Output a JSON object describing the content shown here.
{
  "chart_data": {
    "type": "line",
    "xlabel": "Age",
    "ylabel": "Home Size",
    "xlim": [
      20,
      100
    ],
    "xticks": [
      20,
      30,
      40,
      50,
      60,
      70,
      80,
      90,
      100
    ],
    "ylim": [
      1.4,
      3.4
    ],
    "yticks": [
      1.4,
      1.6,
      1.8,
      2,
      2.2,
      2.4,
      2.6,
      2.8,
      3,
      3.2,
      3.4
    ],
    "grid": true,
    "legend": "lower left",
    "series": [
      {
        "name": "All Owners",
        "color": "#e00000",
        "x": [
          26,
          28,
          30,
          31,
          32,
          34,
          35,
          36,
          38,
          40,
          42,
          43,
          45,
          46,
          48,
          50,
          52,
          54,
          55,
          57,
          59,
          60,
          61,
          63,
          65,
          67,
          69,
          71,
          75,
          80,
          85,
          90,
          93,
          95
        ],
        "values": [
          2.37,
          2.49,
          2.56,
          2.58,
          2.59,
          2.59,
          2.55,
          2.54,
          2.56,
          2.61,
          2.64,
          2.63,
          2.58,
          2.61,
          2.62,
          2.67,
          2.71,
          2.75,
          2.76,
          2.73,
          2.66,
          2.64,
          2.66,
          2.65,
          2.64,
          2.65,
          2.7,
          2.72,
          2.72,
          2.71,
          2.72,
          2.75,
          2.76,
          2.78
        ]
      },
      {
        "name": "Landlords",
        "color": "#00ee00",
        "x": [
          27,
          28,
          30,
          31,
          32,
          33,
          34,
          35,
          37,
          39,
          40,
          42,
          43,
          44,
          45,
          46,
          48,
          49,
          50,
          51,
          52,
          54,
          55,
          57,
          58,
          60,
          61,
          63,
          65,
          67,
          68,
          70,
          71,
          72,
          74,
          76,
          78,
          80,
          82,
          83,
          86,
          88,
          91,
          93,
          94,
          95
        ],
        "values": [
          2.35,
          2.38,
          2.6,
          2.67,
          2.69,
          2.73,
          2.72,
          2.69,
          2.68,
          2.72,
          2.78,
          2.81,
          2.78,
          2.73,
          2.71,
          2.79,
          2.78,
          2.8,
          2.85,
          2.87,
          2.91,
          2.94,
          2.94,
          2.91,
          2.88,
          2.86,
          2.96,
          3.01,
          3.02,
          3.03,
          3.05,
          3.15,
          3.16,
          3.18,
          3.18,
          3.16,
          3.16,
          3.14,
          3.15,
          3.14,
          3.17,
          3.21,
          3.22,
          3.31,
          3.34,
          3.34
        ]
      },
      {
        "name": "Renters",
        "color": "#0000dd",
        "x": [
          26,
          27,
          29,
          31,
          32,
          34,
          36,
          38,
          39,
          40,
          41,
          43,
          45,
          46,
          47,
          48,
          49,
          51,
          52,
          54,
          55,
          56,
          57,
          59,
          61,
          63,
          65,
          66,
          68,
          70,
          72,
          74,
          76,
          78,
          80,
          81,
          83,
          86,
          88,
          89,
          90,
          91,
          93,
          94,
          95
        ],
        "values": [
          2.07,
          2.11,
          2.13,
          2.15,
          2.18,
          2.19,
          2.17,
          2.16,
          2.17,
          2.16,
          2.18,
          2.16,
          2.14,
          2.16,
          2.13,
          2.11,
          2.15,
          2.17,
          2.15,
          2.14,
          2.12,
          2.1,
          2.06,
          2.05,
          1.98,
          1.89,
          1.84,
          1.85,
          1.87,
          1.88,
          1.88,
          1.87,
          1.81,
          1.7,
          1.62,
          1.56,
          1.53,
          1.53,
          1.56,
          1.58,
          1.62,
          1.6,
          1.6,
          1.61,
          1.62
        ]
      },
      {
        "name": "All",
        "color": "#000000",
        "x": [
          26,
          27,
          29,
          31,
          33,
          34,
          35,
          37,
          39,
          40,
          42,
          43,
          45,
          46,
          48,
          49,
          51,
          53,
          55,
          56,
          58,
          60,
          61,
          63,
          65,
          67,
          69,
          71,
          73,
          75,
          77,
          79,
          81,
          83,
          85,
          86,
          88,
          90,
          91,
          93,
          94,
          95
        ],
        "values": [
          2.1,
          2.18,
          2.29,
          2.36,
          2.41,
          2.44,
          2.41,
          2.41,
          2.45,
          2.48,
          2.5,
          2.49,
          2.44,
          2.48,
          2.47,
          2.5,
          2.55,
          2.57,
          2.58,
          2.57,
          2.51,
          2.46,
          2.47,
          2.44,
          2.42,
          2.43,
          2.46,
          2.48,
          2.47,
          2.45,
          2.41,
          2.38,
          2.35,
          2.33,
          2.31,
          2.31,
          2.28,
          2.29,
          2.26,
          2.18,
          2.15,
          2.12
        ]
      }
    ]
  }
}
########################################
◆ **What the task requires**
Copy every line of the entries above in which "color" occurs.

◆ **Task response**
        "color": "#e00000",
        "color": "#00ee00",
        "color": "#0000dd",
        "color": "#000000",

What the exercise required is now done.